[YOUR TASK] Within the material below, find each line bearing the word "true" and present it.

Extracted data entries
* * *

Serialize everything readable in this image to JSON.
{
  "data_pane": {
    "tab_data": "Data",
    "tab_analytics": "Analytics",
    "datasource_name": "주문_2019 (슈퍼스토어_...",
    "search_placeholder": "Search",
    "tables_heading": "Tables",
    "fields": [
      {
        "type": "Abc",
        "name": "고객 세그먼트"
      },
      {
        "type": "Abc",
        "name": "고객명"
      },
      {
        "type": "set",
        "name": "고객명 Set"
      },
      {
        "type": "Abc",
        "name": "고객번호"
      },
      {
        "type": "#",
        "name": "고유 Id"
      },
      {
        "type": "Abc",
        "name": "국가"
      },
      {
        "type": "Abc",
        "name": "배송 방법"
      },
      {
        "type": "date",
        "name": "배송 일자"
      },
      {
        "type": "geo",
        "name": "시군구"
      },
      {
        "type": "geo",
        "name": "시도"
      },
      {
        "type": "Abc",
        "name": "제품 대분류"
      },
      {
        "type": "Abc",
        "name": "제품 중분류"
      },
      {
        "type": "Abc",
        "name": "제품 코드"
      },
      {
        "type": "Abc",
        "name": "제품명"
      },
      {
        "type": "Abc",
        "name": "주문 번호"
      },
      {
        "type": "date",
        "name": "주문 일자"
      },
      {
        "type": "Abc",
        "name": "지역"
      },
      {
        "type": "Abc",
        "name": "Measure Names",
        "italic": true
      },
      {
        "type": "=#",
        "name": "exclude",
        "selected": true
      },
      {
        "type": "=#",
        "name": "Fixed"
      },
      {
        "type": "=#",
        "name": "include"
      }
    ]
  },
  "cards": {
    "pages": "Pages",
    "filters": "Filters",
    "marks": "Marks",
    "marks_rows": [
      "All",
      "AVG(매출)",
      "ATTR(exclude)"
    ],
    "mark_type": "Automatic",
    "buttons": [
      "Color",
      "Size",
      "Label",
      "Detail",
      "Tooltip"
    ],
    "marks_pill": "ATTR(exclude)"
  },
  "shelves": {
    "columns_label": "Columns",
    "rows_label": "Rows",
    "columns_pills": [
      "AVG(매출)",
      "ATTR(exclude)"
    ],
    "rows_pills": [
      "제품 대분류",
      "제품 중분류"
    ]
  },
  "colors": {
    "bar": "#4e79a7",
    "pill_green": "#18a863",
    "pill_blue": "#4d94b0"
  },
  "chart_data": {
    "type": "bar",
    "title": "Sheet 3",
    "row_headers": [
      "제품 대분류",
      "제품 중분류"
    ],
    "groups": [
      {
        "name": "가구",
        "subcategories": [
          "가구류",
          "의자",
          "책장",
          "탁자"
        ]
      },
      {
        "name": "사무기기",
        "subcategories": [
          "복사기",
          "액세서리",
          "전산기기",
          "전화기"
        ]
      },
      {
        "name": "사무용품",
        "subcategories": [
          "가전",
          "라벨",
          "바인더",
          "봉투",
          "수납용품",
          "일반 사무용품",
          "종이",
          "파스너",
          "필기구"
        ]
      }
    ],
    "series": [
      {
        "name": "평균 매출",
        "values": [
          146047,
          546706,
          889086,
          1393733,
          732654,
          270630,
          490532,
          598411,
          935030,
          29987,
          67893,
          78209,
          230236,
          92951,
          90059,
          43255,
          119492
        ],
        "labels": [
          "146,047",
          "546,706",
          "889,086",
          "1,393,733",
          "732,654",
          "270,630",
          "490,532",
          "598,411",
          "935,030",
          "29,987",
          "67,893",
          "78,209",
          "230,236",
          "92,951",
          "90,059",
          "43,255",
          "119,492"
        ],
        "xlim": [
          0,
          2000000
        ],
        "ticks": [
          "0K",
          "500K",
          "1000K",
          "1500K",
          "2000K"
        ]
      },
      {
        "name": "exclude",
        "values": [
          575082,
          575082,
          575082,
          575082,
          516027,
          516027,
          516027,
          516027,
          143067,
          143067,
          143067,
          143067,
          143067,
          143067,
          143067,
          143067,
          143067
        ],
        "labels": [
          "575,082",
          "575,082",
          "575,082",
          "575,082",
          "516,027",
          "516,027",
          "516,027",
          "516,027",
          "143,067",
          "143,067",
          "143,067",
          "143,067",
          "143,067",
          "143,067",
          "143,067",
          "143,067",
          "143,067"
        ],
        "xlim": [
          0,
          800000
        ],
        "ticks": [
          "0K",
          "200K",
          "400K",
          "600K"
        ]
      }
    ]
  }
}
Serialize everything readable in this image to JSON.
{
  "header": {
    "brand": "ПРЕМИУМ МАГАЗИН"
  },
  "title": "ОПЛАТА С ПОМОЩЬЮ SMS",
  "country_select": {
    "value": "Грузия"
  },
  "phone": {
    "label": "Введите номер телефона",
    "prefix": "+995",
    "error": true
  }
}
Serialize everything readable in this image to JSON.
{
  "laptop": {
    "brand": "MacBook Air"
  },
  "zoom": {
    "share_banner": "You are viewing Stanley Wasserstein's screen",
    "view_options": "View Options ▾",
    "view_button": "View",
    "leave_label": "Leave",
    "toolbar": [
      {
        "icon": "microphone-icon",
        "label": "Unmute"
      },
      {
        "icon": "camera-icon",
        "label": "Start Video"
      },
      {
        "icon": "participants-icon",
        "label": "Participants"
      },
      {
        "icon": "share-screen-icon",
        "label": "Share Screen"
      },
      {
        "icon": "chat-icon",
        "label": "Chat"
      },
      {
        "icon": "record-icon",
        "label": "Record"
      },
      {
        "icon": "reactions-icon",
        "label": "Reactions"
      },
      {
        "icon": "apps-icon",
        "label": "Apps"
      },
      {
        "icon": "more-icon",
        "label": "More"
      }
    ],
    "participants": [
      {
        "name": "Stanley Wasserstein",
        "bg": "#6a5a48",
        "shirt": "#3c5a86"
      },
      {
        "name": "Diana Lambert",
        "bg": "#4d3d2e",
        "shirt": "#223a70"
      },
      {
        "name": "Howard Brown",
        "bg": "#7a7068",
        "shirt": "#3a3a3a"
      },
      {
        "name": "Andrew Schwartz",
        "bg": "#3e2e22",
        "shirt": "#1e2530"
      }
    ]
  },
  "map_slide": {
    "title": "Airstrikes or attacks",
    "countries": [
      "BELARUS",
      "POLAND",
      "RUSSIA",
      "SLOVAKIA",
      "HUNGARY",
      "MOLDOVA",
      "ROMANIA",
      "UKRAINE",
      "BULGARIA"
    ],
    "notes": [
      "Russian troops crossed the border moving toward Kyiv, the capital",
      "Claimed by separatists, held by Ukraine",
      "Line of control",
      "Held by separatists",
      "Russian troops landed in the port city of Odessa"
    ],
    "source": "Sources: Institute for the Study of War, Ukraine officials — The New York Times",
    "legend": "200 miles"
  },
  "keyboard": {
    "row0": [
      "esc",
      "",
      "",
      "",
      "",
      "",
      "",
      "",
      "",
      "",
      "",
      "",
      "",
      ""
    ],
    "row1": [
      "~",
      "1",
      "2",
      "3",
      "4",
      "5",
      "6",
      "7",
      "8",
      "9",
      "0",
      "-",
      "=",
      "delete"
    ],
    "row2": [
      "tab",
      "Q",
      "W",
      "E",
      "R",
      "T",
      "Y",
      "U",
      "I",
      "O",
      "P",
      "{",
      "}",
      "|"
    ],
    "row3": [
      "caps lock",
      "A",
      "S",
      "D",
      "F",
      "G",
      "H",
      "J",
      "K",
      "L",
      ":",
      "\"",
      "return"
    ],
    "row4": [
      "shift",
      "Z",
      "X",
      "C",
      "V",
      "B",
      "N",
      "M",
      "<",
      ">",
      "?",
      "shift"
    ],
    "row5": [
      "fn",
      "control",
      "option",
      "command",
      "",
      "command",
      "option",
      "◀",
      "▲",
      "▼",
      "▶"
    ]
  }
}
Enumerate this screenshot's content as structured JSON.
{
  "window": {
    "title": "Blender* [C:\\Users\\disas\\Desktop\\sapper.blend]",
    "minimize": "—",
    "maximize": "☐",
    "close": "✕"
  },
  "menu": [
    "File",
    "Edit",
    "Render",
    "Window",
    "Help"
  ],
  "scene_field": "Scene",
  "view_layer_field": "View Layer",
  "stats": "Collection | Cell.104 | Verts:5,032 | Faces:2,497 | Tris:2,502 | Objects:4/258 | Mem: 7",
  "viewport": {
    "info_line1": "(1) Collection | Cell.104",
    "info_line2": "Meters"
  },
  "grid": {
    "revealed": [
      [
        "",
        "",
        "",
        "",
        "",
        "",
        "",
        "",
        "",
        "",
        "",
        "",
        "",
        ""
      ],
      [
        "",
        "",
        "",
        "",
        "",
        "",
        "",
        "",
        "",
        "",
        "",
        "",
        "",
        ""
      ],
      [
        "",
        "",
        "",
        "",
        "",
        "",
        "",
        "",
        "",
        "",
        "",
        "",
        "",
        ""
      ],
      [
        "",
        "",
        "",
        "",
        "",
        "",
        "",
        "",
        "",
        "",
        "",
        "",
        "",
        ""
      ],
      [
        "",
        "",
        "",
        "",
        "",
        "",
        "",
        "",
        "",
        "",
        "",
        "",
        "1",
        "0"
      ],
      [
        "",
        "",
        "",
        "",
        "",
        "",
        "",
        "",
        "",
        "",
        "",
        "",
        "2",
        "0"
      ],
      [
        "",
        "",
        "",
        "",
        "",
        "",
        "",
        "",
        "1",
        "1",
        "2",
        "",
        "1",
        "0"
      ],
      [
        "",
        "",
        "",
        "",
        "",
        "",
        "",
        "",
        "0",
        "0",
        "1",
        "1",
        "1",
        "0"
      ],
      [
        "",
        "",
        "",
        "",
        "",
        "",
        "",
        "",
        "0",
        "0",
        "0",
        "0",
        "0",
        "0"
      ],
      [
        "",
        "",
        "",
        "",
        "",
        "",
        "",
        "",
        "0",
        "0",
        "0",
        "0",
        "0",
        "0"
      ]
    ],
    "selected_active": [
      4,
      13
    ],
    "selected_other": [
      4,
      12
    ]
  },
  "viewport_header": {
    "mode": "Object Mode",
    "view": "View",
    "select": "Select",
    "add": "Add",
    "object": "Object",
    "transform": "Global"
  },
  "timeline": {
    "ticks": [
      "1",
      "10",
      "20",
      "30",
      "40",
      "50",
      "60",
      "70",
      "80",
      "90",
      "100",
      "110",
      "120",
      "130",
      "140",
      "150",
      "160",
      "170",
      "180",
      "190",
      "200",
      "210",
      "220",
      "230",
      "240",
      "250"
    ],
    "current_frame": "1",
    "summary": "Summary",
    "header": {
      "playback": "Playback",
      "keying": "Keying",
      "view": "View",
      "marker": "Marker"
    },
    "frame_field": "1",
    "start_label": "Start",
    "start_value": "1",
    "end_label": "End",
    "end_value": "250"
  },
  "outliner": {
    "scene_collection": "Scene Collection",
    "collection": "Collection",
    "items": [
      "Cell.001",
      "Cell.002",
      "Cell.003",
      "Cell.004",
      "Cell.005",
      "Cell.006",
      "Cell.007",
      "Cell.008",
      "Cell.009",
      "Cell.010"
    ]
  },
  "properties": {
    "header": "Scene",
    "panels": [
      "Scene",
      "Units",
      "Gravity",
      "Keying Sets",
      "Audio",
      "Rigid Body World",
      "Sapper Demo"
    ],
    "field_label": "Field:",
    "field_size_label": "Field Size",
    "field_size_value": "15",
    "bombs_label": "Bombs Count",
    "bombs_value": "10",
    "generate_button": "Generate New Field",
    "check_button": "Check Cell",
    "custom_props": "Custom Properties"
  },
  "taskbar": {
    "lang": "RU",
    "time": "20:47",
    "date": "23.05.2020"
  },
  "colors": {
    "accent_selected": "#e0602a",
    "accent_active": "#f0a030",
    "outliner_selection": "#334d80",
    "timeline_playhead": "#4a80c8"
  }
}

* * *

[FULL RESPONSE]
        "italic": true
        "selected": true
    "error": true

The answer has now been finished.